From the records, pick out and copy each line containing "microbiota".
######
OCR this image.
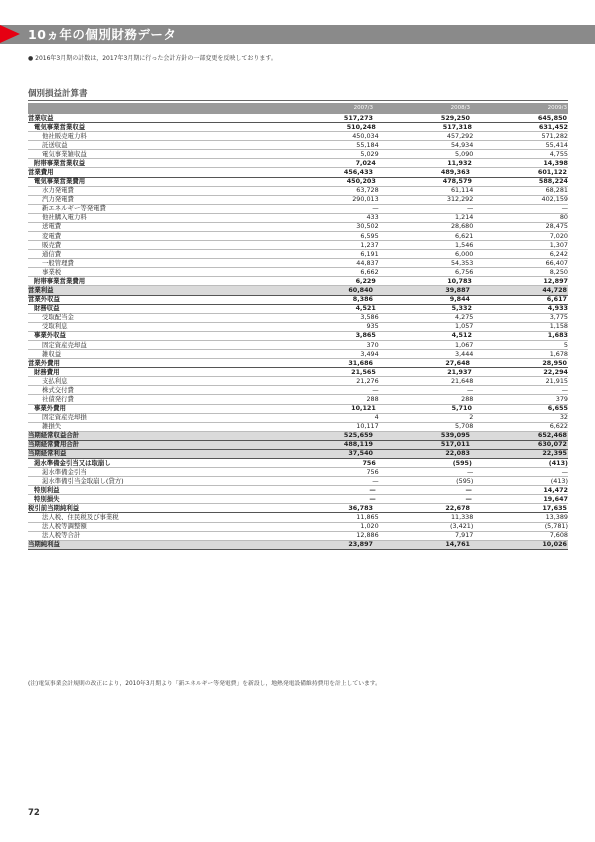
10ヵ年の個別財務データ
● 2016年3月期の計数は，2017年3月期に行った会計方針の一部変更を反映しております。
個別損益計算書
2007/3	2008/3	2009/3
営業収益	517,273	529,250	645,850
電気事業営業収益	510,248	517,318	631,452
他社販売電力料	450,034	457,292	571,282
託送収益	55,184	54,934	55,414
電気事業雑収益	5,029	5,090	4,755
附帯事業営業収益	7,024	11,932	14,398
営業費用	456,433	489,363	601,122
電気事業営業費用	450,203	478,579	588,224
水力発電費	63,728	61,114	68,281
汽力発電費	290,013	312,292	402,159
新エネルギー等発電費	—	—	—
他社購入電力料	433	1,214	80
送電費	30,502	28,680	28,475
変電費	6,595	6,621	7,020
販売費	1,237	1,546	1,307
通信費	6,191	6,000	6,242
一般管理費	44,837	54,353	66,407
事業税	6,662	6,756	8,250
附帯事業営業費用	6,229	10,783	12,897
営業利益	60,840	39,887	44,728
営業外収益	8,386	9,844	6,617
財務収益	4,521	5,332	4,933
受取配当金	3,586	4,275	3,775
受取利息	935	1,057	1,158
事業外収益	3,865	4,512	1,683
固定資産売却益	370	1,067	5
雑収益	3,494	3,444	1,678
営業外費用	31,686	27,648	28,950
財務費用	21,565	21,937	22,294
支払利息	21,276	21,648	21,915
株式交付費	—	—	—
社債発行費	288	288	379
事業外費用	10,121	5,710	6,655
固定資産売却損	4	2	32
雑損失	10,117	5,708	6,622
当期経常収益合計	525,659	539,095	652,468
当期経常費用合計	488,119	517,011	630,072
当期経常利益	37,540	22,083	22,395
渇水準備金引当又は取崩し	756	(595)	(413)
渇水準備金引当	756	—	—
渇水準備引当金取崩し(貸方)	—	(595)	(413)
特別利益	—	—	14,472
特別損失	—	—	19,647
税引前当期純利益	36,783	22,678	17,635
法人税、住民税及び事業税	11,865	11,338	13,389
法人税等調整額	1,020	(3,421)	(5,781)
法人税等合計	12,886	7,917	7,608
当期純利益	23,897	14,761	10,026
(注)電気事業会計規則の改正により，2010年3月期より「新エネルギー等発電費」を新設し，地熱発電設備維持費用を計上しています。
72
######
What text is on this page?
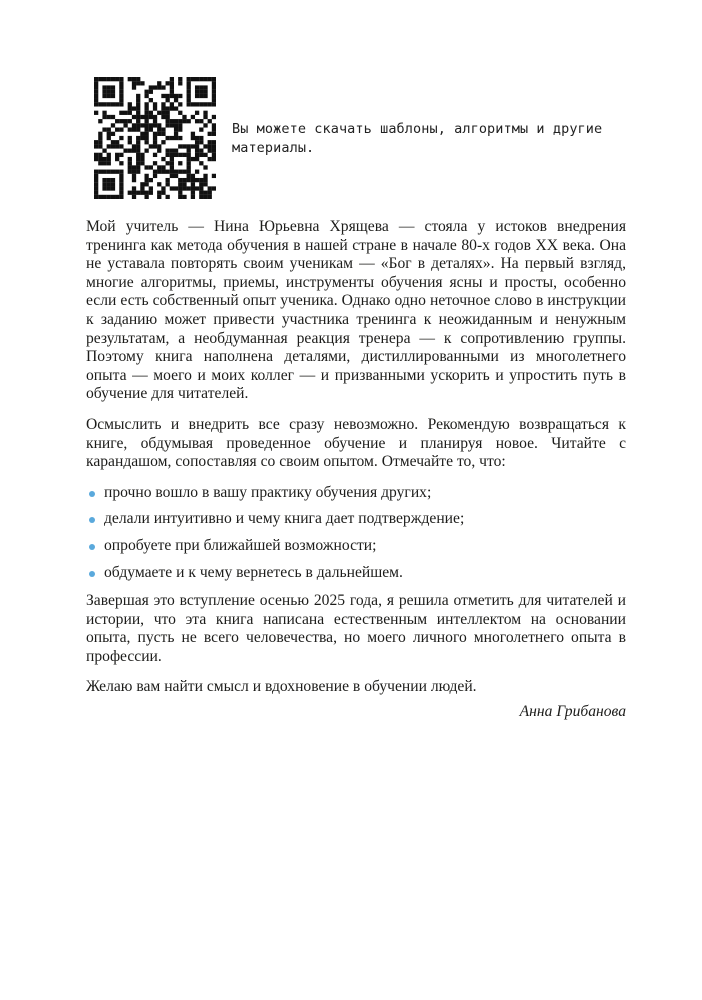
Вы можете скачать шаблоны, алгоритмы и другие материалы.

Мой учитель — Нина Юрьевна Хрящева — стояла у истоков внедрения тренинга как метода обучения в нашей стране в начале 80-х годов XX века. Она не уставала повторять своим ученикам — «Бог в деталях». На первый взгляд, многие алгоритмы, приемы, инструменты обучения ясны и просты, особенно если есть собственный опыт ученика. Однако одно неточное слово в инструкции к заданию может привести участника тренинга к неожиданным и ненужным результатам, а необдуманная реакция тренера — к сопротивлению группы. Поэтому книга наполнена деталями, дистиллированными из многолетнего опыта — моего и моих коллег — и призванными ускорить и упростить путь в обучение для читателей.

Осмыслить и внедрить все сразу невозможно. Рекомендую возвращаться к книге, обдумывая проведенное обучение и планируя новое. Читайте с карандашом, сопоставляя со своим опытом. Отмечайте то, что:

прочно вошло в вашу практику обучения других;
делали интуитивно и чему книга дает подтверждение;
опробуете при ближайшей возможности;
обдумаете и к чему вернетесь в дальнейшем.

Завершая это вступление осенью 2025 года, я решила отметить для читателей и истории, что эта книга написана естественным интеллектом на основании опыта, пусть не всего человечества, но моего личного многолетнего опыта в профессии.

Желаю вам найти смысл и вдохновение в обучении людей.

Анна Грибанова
######
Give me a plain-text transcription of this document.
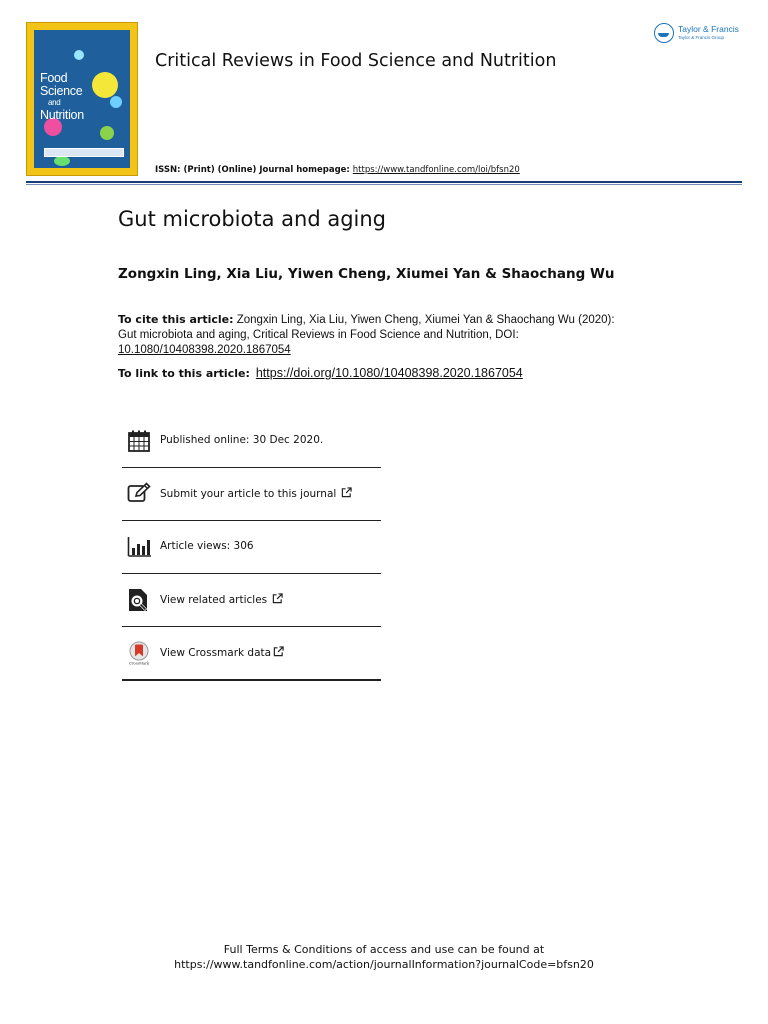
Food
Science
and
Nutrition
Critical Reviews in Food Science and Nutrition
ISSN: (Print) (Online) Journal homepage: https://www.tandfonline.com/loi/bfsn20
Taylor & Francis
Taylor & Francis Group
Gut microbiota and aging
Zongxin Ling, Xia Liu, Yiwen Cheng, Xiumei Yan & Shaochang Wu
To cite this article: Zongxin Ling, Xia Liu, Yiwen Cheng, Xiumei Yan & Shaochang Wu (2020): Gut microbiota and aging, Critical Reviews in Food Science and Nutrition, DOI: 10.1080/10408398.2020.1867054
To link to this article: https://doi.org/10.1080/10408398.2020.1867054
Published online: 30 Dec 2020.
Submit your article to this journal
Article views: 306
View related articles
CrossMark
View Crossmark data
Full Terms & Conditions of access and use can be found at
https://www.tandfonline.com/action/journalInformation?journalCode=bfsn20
######
* _Problem solution_
Gut microbiota and aging
To cite this article: Zongxin Ling, Xia Liu, Yiwen Cheng, Xiumei Yan & Shaochang Wu (2020): Gut microbiota and aging, Critical Reviews in Food Science and Nutrition, DOI: 10.1080/10408398.2020.1867054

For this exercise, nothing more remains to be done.